• Provided information
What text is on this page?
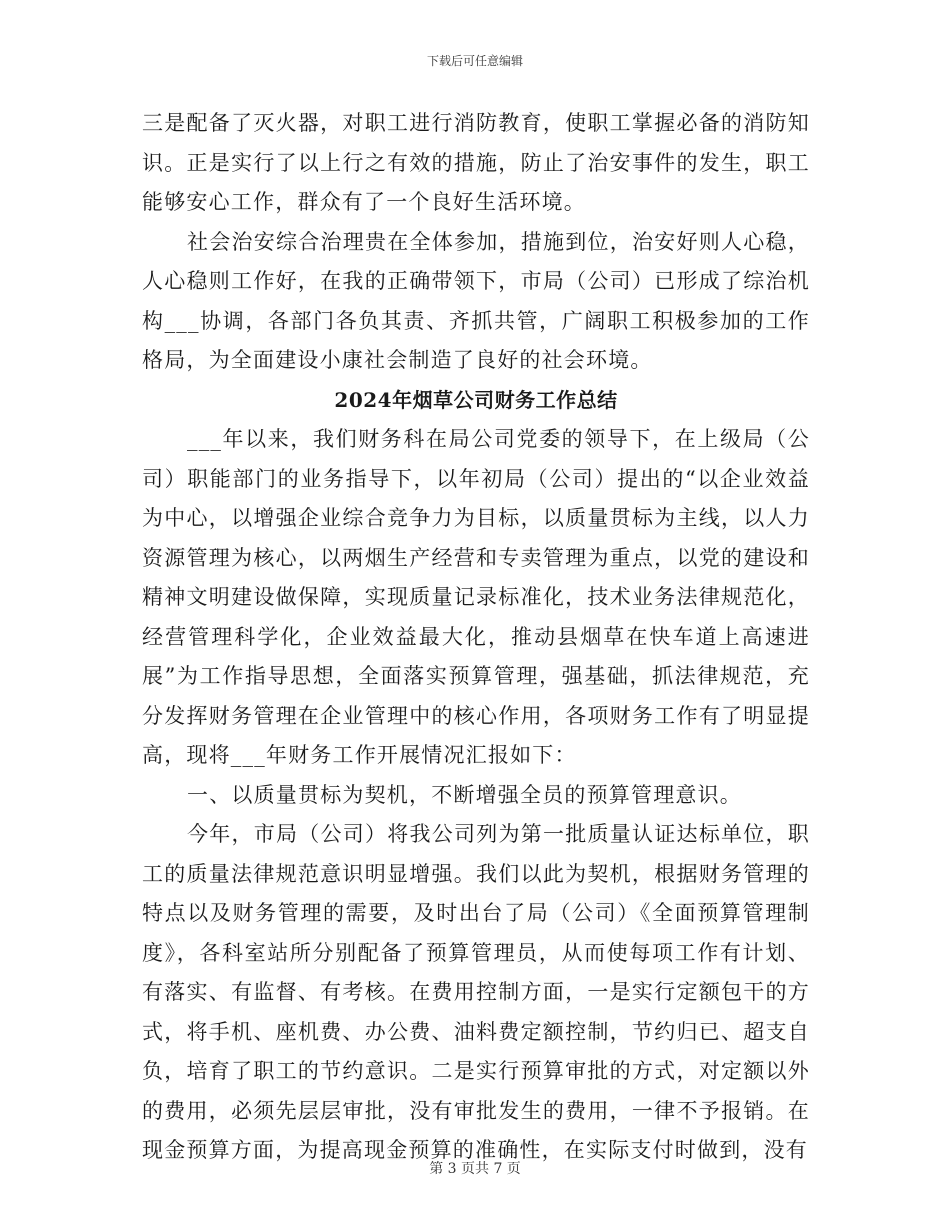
下载后可任意编辑

三是配备了灭火器，对职工进行消防教育，使职工掌握必备的消防知识。正是实行了以上行之有效的措施，防止了治安事件的发生，职工能够安心工作，群众有了一个良好生活环境。

社会治安综合治理贵在全体参加，措施到位，治安好则人心稳，人心稳则工作好，在我的正确带领下，市局（公司）已形成了综治机构___协调，各部门各负其责、齐抓共管，广阔职工积极参加的工作格局，为全面建设小康社会制造了良好的社会环境。

2024年烟草公司财务工作总结

___年以来，我们财务科在局公司党委的领导下，在上级局（公司）职能部门的业务指导下，以年初局（公司）提出的“以企业效益为中心，以增强企业综合竞争力为目标，以质量贯标为主线，以人力资源管理为核心，以两烟生产经营和专卖管理为重点，以党的建设和精神文明建设做保障，实现质量记录标准化，技术业务法律规范化，经营管理科学化，企业效益最大化，推动县烟草在快车道上高速进展”为工作指导思想，全面落实预算管理，强基础，抓法律规范，充分发挥财务管理在企业管理中的核心作用，各项财务工作有了明显提高，现将___年财务工作开展情况汇报如下：

一、以质量贯标为契机，不断增强全员的预算管理意识。

今年，市局（公司）将我公司列为第一批质量认证达标单位，职工的质量法律规范意识明显增强。我们以此为契机，根据财务管理的特点以及财务管理的需要，及时出台了局（公司）《全面预算管理制度》，各科室站所分别配备了预算管理员，从而使每项工作有计划、有落实、有监督、有考核。在费用控制方面，一是实行定额包干的方式，将手机、座机费、办公费、油料费定额控制，节约归已、超支自负，培育了职工的节约意识。二是实行预算审批的方式，对定额以外的费用，必须先层层审批，没有审批发生的费用，一律不予报销。在现金预算方面，为提高现金预算的准确性，在实际支付时做到，没有

第 3 页共 7 页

• Short task
Leave the pictures out and reproduce each record exactly as written.

• Exercise answer
What text is on this page?
下载后可任意编辑

三是配备了灭火器，对职工进行消防教育，使职工掌握必备的消防知识。正是实行了以上行之有效的措施，防止了治安事件的发生，职工能够安心工作，群众有了一个良好生活环境。

社会治安综合治理贵在全体参加，措施到位，治安好则人心稳，人心稳则工作好，在我的正确带领下，市局（公司）已形成了综治机构___协调，各部门各负其责、齐抓共管，广阔职工积极参加的工作格局，为全面建设小康社会制造了良好的社会环境。

2024年烟草公司财务工作总结

___年以来，我们财务科在局公司党委的领导下，在上级局（公司）职能部门的业务指导下，以年初局（公司）提出的“以企业效益为中心，以增强企业综合竞争力为目标，以质量贯标为主线，以人力资源管理为核心，以两烟生产经营和专卖管理为重点，以党的建设和精神文明建设做保障，实现质量记录标准化，技术业务法律规范化，经营管理科学化，企业效益最大化，推动县烟草在快车道上高速进展”为工作指导思想，全面落实预算管理，强基础，抓法律规范，充分发挥财务管理在企业管理中的核心作用，各项财务工作有了明显提高，现将___年财务工作开展情况汇报如下：

一、以质量贯标为契机，不断增强全员的预算管理意识。

今年，市局（公司）将我公司列为第一批质量认证达标单位，职工的质量法律规范意识明显增强。我们以此为契机，根据财务管理的特点以及财务管理的需要，及时出台了局（公司）《全面预算管理制度》，各科室站所分别配备了预算管理员，从而使每项工作有计划、有落实、有监督、有考核。在费用控制方面，一是实行定额包干的方式，将手机、座机费、办公费、油料费定额控制，节约归已、超支自负，培育了职工的节约意识。二是实行预算审批的方式，对定额以外的费用，必须先层层审批，没有审批发生的费用，一律不予报销。在现金预算方面，为提高现金预算的准确性，在实际支付时做到，没有

第 3 页共 7 页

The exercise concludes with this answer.